## [RECORD EXCERPTS]
+===+
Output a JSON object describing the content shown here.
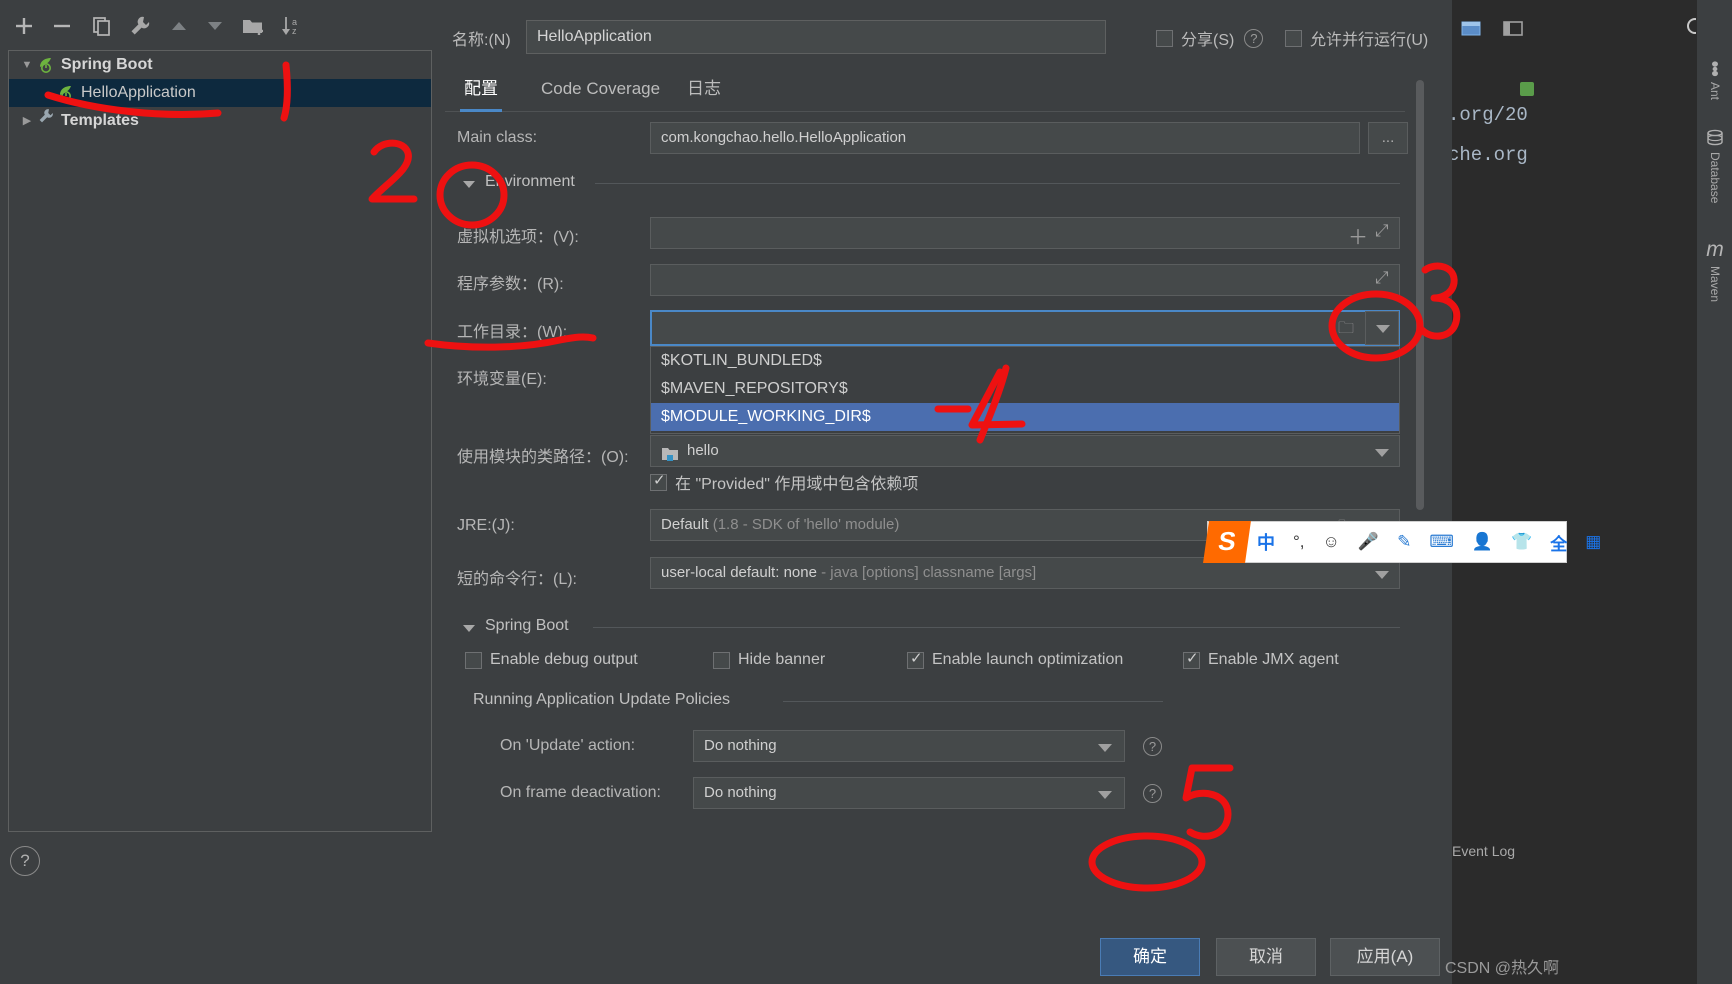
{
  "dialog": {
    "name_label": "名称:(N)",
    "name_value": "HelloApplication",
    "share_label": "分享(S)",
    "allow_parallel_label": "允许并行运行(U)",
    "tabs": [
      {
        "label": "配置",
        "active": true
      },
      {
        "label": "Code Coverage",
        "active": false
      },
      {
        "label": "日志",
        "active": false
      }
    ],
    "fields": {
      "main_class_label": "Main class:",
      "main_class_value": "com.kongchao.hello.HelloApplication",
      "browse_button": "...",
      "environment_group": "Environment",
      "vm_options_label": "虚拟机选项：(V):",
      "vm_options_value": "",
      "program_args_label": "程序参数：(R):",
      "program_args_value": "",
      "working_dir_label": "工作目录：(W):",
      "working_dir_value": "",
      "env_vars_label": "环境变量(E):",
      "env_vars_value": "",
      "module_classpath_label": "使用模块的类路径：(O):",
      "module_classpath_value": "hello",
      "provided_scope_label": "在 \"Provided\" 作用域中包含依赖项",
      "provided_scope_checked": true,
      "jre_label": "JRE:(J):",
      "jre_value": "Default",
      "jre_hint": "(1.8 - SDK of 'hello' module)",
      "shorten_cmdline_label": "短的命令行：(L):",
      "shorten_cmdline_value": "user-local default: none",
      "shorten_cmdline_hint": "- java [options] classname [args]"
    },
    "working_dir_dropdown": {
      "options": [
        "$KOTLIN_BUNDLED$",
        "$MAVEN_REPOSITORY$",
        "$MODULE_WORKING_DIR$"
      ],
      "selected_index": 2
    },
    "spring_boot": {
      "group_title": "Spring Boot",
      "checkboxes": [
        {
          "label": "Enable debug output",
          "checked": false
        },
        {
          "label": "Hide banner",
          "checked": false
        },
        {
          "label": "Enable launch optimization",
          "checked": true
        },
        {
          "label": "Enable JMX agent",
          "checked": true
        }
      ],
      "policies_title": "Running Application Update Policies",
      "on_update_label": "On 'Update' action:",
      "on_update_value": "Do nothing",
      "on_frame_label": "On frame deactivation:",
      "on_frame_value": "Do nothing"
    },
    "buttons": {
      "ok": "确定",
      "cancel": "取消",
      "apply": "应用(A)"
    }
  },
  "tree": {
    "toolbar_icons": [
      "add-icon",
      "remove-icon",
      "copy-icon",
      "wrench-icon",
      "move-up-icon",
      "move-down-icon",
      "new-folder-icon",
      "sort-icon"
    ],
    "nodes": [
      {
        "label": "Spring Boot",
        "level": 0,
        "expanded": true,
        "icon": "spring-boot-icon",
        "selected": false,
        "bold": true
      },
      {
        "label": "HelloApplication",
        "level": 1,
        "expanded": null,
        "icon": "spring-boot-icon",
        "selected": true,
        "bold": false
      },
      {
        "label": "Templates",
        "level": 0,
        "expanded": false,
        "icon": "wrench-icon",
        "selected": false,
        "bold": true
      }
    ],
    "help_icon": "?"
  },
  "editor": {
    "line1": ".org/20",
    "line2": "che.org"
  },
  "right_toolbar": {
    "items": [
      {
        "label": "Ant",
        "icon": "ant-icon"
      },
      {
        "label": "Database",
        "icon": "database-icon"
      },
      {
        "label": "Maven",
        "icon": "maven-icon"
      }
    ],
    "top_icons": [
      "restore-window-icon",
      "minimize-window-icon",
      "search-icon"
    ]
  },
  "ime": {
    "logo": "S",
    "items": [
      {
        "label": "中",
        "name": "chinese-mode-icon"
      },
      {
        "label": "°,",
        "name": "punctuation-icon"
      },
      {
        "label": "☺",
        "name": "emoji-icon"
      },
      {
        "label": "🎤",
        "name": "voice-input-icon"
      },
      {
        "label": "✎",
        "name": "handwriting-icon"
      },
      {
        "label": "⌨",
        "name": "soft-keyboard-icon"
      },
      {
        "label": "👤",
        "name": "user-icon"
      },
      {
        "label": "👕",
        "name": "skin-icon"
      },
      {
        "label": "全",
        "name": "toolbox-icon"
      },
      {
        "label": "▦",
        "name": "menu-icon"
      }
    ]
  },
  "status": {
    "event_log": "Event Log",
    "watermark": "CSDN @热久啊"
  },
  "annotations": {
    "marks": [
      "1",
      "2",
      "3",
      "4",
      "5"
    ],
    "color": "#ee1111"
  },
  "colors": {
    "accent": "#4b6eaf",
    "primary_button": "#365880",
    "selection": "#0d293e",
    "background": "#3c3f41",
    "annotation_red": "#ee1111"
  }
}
+===+
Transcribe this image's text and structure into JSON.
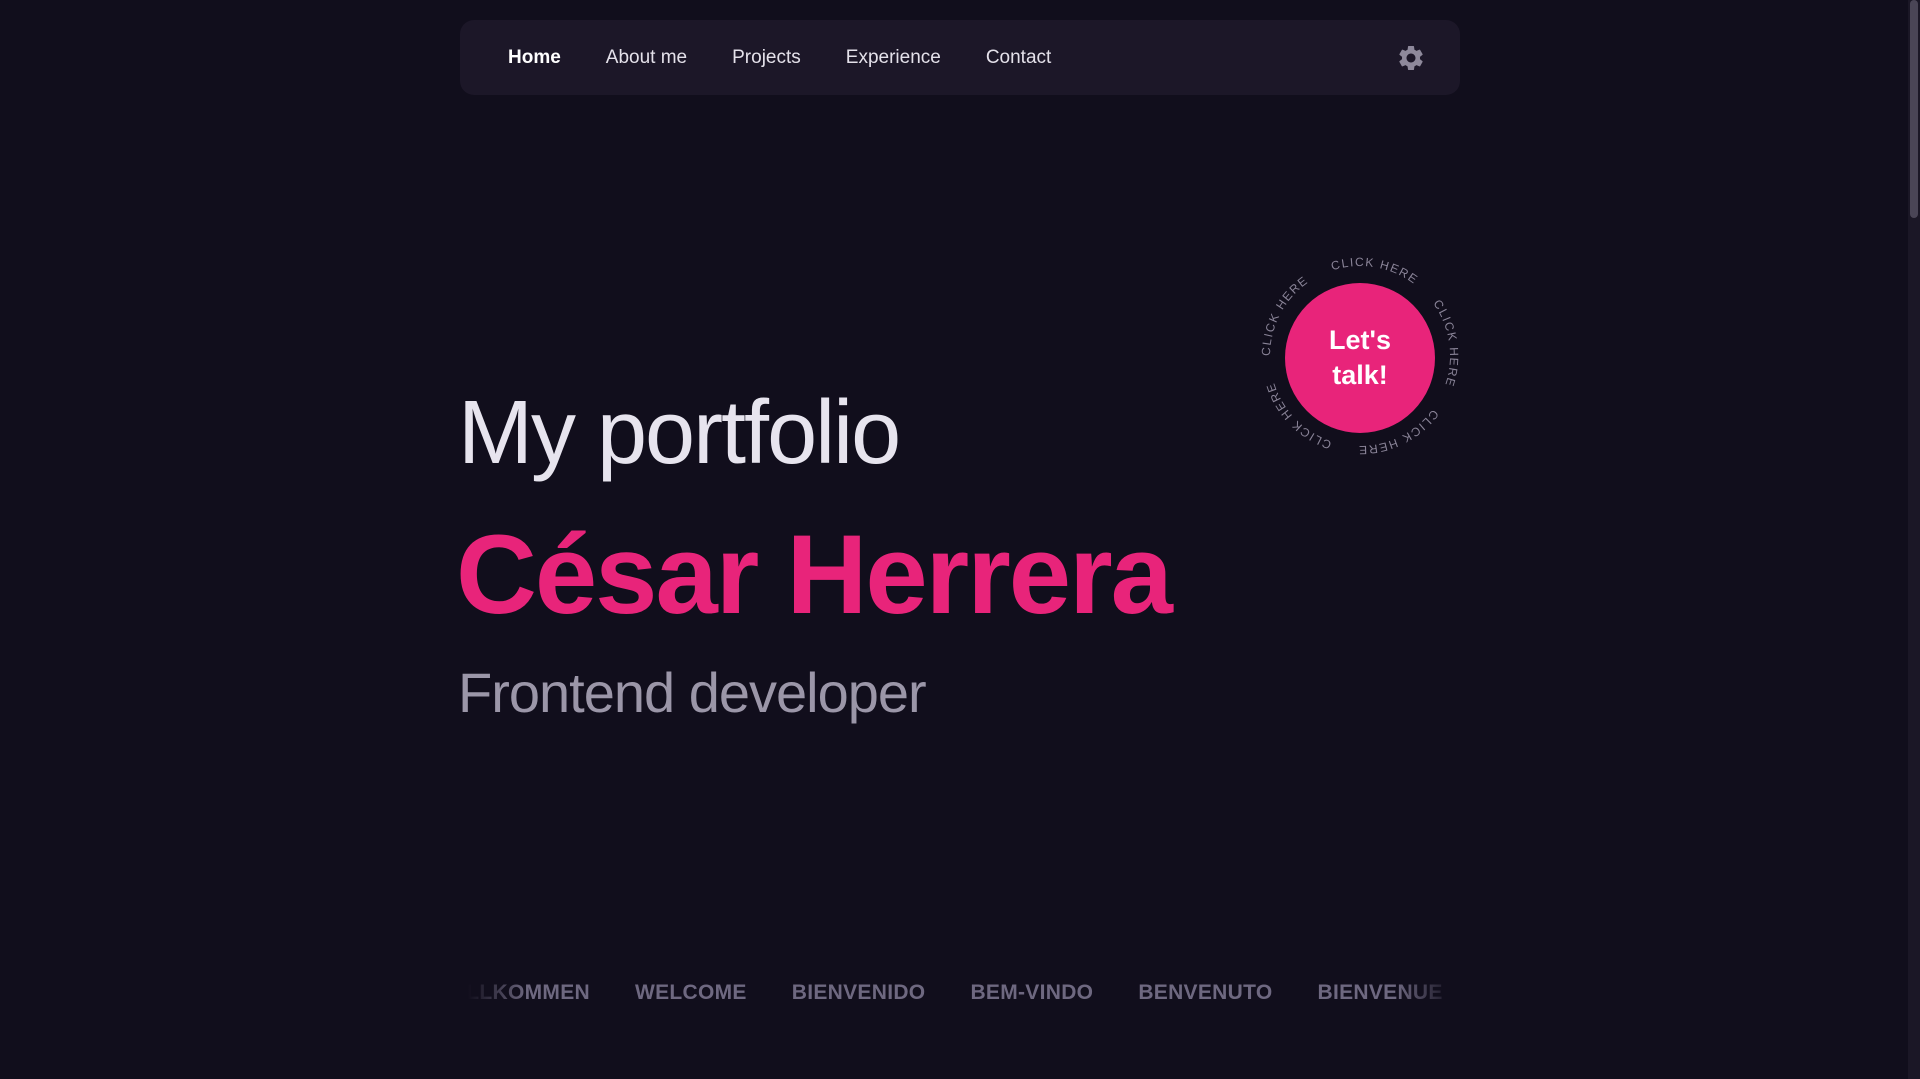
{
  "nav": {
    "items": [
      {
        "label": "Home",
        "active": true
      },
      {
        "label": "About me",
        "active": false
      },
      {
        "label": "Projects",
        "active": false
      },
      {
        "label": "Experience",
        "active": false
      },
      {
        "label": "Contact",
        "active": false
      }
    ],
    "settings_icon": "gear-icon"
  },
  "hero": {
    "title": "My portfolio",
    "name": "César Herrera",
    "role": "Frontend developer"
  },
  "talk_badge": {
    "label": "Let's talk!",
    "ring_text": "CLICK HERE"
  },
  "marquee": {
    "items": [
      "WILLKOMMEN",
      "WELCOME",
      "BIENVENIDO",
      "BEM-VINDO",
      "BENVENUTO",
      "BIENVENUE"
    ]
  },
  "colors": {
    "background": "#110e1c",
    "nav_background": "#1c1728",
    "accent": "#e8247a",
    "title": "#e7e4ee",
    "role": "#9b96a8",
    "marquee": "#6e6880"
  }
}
+===+
## [WHAT IS NEEDED]
Your task is to gather every line with the word "user" and copy it.

## [WRITTEN SOLUTION]
      "shorten_cmdline_value": "user-local default: none",
        "name": "user-icon"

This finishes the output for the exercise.